__WORK ORDER__
On how many lines of the data below does the word "levels" appear? Reply with the number only.

--- --- ---

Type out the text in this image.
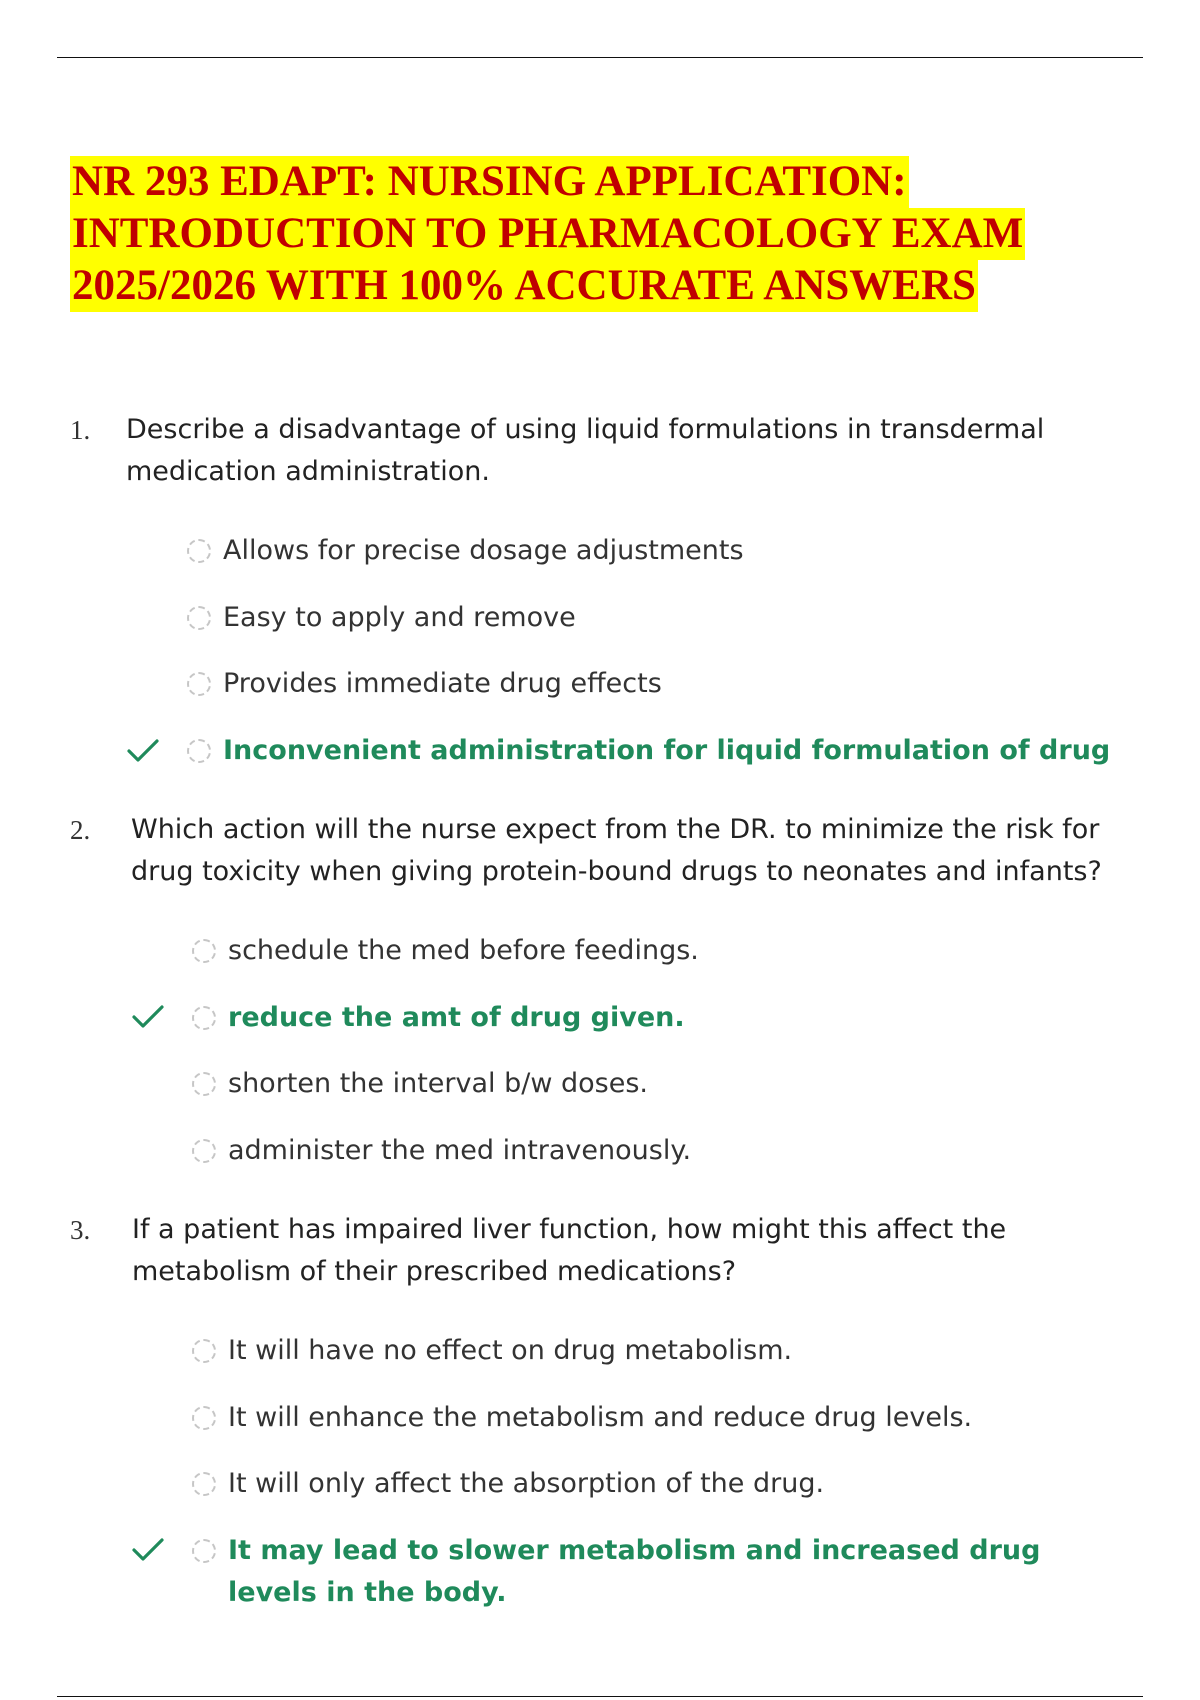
NR 293 EDAPT: NURSING APPLICATION:
INTRODUCTION TO PHARMACOLOGY EXAM
2025/2026 WITH 100% ACCURATE ANSWERS
1. Describe a disadvantage of using liquid formulations in transdermal medication administration.
Allows for precise dosage adjustments
Easy to apply and remove
Provides immediate drug effects
Inconvenient administration for liquid formulation of drug
2. Which action will the nurse expect from the DR. to minimize the risk for drug toxicity when giving protein-bound drugs to neonates and infants?
schedule the med before feedings.
reduce the amt of drug given.
shorten the interval b/w doses.
administer the med intravenously.
3. If a patient has impaired liver function, how might this affect the metabolism of their prescribed medications?
It will have no effect on drug metabolism.
It will enhance the metabolism and reduce drug levels.
It will only affect the absorption of the drug.
It may lead to slower metabolism and increased drug levels in the body.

--- --- ---

__WRITTEN RESPONSE__
2